--- PROVIDED RECORDS Enclosed Below ---

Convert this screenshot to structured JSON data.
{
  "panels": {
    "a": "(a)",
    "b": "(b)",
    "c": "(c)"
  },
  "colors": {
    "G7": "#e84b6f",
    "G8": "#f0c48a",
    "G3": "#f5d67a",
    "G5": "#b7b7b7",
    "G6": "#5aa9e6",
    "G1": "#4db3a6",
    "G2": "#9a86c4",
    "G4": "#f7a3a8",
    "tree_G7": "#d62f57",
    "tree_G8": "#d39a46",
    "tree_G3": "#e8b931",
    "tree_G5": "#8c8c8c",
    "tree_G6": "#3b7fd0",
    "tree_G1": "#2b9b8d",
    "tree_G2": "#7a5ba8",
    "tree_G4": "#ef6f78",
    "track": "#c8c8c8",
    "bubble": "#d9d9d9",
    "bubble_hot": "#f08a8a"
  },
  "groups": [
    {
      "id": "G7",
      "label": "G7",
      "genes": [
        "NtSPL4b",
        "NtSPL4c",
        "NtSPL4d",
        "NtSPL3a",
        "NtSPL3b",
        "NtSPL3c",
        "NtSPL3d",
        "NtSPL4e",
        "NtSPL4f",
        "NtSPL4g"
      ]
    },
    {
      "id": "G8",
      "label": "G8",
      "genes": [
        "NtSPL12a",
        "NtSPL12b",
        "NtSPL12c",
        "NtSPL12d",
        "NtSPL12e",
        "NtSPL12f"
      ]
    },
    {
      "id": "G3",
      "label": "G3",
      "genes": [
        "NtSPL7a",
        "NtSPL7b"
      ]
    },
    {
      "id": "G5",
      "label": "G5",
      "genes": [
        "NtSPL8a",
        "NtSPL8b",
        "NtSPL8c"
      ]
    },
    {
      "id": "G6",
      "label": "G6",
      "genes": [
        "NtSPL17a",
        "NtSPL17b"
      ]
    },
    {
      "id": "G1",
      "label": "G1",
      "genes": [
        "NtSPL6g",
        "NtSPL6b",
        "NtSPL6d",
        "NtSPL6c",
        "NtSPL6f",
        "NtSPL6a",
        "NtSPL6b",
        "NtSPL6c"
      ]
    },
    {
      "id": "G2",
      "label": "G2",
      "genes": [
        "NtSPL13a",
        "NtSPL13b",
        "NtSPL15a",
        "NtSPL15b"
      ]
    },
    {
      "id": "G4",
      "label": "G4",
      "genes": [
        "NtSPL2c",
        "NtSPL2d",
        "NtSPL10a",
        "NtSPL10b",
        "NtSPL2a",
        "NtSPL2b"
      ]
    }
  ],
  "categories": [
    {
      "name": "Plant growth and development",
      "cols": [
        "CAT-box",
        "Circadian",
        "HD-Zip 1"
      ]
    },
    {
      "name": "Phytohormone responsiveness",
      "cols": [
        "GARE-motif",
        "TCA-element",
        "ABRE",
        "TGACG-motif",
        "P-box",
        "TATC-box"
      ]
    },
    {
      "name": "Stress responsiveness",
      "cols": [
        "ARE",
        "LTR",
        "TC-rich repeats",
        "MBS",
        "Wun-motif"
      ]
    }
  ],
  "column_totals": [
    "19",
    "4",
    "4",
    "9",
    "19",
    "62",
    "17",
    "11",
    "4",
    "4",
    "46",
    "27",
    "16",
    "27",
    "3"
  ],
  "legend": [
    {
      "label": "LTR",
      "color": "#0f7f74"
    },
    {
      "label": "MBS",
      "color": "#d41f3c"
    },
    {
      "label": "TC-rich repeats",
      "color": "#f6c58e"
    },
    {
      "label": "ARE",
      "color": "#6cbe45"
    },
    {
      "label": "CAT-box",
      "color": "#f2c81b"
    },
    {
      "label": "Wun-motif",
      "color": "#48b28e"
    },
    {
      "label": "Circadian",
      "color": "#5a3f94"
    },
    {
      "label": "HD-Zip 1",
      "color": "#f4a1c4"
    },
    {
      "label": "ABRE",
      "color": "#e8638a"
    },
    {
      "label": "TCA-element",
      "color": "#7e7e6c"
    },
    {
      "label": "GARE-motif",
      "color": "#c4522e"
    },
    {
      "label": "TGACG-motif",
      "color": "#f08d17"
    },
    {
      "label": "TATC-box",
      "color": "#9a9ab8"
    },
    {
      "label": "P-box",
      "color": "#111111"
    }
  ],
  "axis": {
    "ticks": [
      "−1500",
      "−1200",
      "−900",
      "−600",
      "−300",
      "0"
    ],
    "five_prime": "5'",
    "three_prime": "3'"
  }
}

--- End of Enclosed PROVIDED RECORDS ---

> **PROBLEM TO SOLVE**
For the word "responsiveness", count how many lines of the entries contain it; give the number and nothing more.

> **TASK SOLUTION**
2